TASKS TO CARRY OUT:
1. Extract the passage of the Firebird embedded server post starting at "Windows Embedded is" and ending at "as garbage collection).".
2. In the Firebird embedded server post, which library do you use on Linux to achieve embeddedness?
3. Proceed with the Firebird embedded server post from the point where it stops.

EXTRACT:

===============

Subject Re: [firebird-support] Rules on embedded server?
Author Helen Borrie
At 02:37 AM 19/07/2007, you wrote:
>I haven't been able to get a clear picture on the rules for embedded
>database use on Linux and Windows. Can someone answer:

First you have to understand that the "embedded" label refers to 2
distinctly different concepts depending on whether you are talking
about the Windows implementation or the Posix one.

Windows Embedded is Superserver, a process that spawns threads for
its tasks. In the embedded model, the main process runs in the
user's application space and has the restriction that new threads can
be spawned only in that application space and only across the IPC
transport. This embedded server instance may involve several
threads, including multiple connections from within that
user/application context. (The server also uses threads for its own
background functions, such as garbage collection).

On Windows, the embedded server is making a normal database
connection for the client via the embedded client library, using a
normal (for Windows) emulated network transport (IPC).

On Windows, Superserver imposes a read/write lock on the database
file as soon as the first connection is made. This applies whether
the full SS is used, or the embedded version. The purpose of this
lock is to prevent a database-corrupting situation that can occur due
to the fact that Windows allows alternative formats for file paths.

On Linux, there is no "embedded" option for Superserver. To achieve
embeddedness on Linux you use the library libfbembed.so, which is a
single instance of Classic with a client that is capable of
connecting directly to a database *file*, i.e. there is no network
transport involved. Your connection string omits any hostname
element. The client code in libfbembed.so is *not* thread-safe.

You *can* use the client element of either the Windows embedded or
the Linux libfbembed.so as a regular network client. So, if you
include a hostname in the path on Linux Classic, you will go via the
xinetd daemon, which creates an instance of fb_inet_server - and the
connection is across the network transport in the server's user
space. Then, it is not embedded.


>1. Can multiple threads in an application each make their own connection
>to a local database using embedded Firebird or can only one thread do
>this? Same with Windows and Linux?

Windows Yes. With libfbembed.so on Linux and a direct connection to
the database file ("embedded"), No. (Hint: you can use
libfbclient.so with Classic for multi-threaded client apps...but it's
not embedded, of course.)


>2. Can external programs also make a connection to the database while in
>use by the application? Same with Windows and Linux?

No.


>3. What files need to be included when installing Firebird embedded with
>Linux and Windows?

===============

(Layout records)
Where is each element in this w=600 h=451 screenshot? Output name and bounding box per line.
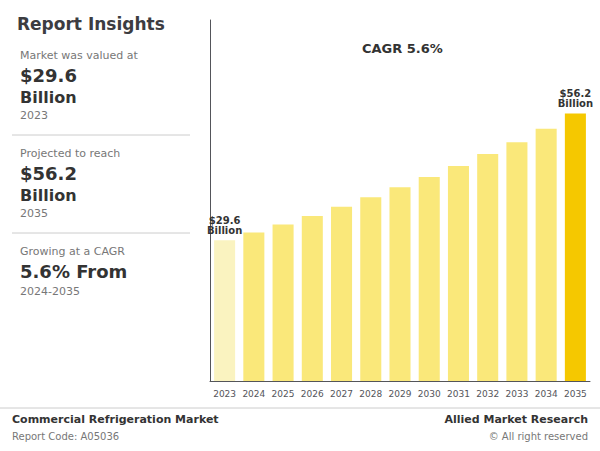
svg-text:Report Insights: Report Insights	[17, 14, 165, 34]
svg-text:Allied Market Research: Allied Market Research	[445, 413, 589, 426]
svg-text:2035: 2035	[564, 389, 587, 399]
svg-text:Billion: Billion	[20, 88, 77, 107]
svg-text:CAGR 5.6%: CAGR 5.6%	[362, 41, 443, 56]
svg-text:2024: 2024	[242, 389, 265, 399]
svg-text:2029: 2029	[389, 389, 412, 399]
svg-text:2033: 2033	[505, 389, 528, 399]
svg-text:© All right reserved: © All right reserved	[489, 431, 588, 442]
svg-text:2028: 2028	[359, 389, 382, 399]
svg-text:2023: 2023	[213, 389, 236, 399]
svg-text:2034: 2034	[535, 389, 558, 399]
svg-text:2035: 2035	[20, 207, 48, 220]
svg-text:$29.6: $29.6	[208, 214, 241, 226]
svg-text:2025: 2025	[272, 389, 295, 399]
svg-text:Report Code: A05036: Report Code: A05036	[12, 431, 119, 442]
svg-text:Commercial Refrigeration Marke: Commercial Refrigeration Market	[12, 413, 219, 426]
svg-text:2027: 2027	[330, 389, 353, 399]
svg-text:2031: 2031	[447, 389, 470, 399]
svg-text:Billion: Billion	[558, 98, 593, 109]
svg-text:2032: 2032	[476, 389, 499, 399]
svg-text:Projected to reach: Projected to reach	[20, 147, 120, 160]
svg-text:2026: 2026	[301, 389, 324, 399]
svg-text:2023: 2023	[20, 109, 48, 122]
svg-text:2030: 2030	[418, 389, 441, 399]
svg-text:Growing at a CAGR: Growing at a CAGR	[20, 245, 125, 258]
svg-text:Billion: Billion	[207, 225, 242, 236]
svg-text:5.6% From: 5.6% From	[20, 261, 127, 282]
svg-text:Market was valued at: Market was valued at	[20, 49, 139, 62]
svg-text:Billion: Billion	[20, 186, 77, 205]
svg-text:$29.6: $29.6	[20, 65, 77, 86]
svg-text:$56.2: $56.2	[559, 88, 592, 100]
svg-text:$56.2: $56.2	[20, 163, 77, 184]
svg-text:2024-2035: 2024-2035	[20, 285, 80, 298]
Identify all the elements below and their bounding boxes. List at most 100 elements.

===============

THE RESULTS:
1.
Windows Embedded is Superserver, a process that spawns threads for
its tasks. In the embedded model, the main process runs in the
user's application space and has the restriction that new threads can
be spawned only in that application space and only across the IPC
transport. This embedded server instance may involve several
threads, including multiple connections from within that
user/application context. (The server also uses threads for its own
background functions, such as garbage collection).

2. libfbembed.so

3.
For Windows, the embedded client has to be properly located in the
application's folder structure. This is documented in detail in the
release notes of both Fb 1.5 and Fb 2.0.x.

For Linux, it is just a normal Classic install.

The Windows version bypasses server authentication altogether, so you
don't need to install the security database. On Linux, you need to
keep the installation structure intact because an embedded connection
*does* require server authentication.

In both cases you still need to pass a user name to the connection if
your database is using SQL privileges (as it should). The user
credentials in the security database are not linked to user names in
the SQL privileges in databases. For server models that require user
authentication, obviously the user names in both databases need to
match. For Windows embedded, it doesn't matter - the user names in
the user database privs can be anything.


>Ideally what I want is to use embedded Firebird on Linux and Windows by
>just including a small number of runtime files (shared library or DLL
>and perhaps the messages and a security database?) and I'd like for
>multiple threads in my server to each be able to have their own
>connection to the database. Its fine if external tools can't work with
>the database while my threaded server application is working with it but
>it would be a bonus if they could somehow.

Any other application will be blocked from accessing the database
file in either case, although for different reasons. On Windows you
have the protective read/write lock that is exclusive to the
Superserver *process*. On Linux you have the exclusive read/write
lock that prevents anything else from getting access to the file
whilst the embedded application has it.

>Thanks for any clarification on this or pointing me to a source of the
>info needed!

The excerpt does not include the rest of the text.